#### Requirements:
Translate this sentence from the job posting below into Spanish: "We are the foundation on which Apple’s software developers build the products that our customers love."

#### Provided text:
---+---

Senior Site Reliability Engineer, Apple Data Platform Infra SRE
Apple Service Engineering (ASE) teams build and scale the platforms and infrastructure behind many of Apple’s services — including iCloud, iTunes, Siri, and Maps. We are the foundation on which Apple’s software developers build the products that our customers love. We are looking for a passionate and dedicated Technical Lead to drive SRE standards and engineering excellence across the entire Apple Data Platform organization. The Apple Data Platform (ADP) SRE Technical Lead partners with multiple SRE and engineering teams across the data platform — including teams responsible for Hadoop and HBase infrastructure, Spark, S3-compatible storage, and Airflow-orchestrated pipelines. Rather than owning a single vertical, this role sets the technical direction for how reliability is practiced across ADP: defining SLOs, establishing architectural review processes, developing shared tooling and automation, and ensuring that SRE principles are applied consistently as the platform scales. You will be a force multiplier — making every team around you more effective.

---+---

#### Information provided:
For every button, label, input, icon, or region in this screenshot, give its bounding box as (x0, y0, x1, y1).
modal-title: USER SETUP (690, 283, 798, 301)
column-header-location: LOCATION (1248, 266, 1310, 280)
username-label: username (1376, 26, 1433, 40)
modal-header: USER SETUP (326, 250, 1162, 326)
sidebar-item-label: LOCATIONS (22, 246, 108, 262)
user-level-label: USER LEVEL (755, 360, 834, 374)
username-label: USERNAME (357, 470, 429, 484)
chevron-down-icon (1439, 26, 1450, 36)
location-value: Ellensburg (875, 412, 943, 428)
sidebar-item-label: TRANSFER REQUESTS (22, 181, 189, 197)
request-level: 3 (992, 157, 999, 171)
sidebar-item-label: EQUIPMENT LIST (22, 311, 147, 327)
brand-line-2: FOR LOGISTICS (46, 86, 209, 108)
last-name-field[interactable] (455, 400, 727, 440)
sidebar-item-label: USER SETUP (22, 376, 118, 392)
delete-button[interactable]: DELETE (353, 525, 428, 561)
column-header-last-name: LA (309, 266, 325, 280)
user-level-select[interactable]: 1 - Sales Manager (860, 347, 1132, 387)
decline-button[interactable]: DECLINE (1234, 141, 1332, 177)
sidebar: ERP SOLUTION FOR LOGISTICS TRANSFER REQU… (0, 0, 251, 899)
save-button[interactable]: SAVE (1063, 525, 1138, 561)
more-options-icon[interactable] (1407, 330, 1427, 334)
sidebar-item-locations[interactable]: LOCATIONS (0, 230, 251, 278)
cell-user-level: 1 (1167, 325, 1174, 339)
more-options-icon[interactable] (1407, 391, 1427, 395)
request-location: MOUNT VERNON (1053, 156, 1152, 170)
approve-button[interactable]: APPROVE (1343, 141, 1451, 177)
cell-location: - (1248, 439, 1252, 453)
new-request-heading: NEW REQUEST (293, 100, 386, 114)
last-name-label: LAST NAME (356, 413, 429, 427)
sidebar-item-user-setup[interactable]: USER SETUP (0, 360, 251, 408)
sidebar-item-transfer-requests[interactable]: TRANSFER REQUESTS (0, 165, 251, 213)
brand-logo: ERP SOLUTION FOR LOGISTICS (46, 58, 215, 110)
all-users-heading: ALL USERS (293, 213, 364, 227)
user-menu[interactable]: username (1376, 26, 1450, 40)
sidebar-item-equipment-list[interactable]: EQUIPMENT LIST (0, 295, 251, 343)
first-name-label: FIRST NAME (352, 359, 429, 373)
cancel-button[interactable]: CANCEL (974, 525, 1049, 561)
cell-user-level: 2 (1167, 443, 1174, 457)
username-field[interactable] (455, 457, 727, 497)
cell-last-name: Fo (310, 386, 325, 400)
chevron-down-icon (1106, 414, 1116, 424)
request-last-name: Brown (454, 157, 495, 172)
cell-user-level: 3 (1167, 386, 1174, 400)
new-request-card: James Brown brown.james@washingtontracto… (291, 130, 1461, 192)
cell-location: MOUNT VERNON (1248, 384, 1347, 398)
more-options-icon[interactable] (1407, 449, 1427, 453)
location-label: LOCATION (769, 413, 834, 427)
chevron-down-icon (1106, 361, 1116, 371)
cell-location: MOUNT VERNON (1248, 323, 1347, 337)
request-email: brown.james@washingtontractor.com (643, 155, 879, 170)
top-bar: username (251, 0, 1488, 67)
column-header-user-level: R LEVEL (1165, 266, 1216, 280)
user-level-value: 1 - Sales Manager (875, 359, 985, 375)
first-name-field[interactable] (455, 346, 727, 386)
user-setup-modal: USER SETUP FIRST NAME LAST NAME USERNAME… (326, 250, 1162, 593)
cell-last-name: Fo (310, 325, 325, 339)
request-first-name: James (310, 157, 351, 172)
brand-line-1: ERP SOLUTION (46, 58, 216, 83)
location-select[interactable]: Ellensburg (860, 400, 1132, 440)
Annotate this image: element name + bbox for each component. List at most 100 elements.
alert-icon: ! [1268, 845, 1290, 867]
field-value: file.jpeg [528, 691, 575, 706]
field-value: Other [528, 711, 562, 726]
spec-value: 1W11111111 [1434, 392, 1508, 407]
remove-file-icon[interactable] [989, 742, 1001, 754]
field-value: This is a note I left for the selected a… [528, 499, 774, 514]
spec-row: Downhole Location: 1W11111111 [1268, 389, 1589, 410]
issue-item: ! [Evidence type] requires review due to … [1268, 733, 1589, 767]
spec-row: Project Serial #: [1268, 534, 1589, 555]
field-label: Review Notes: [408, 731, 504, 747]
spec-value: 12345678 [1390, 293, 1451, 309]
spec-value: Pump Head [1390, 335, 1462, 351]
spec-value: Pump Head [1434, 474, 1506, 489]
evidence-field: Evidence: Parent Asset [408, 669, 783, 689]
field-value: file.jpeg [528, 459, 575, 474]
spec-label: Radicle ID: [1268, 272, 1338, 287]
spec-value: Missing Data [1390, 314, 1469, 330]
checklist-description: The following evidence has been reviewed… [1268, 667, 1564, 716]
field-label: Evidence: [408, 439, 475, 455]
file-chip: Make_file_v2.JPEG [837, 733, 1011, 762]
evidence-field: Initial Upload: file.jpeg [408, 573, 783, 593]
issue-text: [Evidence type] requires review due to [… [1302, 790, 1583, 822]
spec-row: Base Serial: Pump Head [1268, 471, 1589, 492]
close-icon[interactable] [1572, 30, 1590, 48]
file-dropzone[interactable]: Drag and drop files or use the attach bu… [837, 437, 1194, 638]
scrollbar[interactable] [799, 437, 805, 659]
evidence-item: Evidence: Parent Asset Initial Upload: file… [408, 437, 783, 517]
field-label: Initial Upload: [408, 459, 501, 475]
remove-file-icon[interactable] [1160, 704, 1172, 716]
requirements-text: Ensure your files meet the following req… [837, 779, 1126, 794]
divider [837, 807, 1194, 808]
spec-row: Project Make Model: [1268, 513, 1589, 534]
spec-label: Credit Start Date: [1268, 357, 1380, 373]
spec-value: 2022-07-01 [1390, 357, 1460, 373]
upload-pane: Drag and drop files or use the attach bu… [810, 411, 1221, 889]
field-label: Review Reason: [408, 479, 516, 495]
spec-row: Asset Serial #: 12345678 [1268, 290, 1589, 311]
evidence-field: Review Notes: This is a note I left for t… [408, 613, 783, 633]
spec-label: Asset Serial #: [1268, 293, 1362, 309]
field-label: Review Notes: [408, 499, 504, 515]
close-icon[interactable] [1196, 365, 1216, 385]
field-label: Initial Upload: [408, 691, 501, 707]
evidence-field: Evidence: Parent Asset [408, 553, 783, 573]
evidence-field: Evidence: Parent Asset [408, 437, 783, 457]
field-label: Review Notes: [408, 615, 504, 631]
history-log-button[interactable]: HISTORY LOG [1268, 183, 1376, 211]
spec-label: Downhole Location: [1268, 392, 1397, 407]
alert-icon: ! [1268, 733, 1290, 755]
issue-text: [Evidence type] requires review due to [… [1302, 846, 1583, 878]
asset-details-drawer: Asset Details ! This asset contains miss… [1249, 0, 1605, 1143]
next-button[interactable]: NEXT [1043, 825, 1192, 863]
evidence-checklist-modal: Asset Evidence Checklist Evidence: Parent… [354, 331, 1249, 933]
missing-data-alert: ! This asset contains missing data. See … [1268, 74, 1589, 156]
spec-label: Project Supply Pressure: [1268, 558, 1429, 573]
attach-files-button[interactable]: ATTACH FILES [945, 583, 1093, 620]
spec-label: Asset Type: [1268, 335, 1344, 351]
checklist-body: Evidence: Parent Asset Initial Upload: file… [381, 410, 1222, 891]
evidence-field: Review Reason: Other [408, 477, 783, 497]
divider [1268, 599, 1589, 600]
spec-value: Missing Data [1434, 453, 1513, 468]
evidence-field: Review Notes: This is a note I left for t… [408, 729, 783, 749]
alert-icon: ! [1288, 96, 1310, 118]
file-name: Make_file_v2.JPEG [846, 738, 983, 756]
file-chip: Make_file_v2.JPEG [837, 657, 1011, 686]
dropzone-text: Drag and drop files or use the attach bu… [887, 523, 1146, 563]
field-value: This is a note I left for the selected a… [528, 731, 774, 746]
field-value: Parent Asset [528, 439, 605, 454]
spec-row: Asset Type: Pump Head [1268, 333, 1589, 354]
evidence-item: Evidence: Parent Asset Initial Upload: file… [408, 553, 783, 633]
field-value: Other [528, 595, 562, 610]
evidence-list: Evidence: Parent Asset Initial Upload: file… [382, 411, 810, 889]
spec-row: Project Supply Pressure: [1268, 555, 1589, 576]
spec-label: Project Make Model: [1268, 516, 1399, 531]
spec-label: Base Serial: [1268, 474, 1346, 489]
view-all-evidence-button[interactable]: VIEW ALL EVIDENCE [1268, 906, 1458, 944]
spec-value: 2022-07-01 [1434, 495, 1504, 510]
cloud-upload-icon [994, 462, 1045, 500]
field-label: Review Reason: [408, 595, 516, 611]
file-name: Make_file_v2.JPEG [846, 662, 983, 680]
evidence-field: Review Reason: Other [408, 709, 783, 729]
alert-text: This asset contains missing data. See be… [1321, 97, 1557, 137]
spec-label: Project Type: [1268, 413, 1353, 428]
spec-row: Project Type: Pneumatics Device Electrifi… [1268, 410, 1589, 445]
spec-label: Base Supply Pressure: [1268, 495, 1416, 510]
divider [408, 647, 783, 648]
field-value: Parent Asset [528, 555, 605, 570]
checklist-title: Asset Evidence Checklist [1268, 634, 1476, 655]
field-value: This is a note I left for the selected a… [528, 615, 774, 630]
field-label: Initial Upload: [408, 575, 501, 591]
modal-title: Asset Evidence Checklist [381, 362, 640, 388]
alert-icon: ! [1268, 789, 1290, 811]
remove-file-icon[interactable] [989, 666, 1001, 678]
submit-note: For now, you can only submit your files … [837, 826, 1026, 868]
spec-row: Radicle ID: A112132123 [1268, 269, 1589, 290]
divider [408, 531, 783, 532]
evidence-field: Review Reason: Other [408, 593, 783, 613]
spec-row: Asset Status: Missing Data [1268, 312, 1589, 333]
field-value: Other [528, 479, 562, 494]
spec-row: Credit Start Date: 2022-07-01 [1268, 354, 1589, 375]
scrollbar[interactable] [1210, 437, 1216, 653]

---+---

#### Answer to this exercise:
Somos la base sobre la que los desarrolladores de software de Apple crean los productos que encantan a nuestros clientes.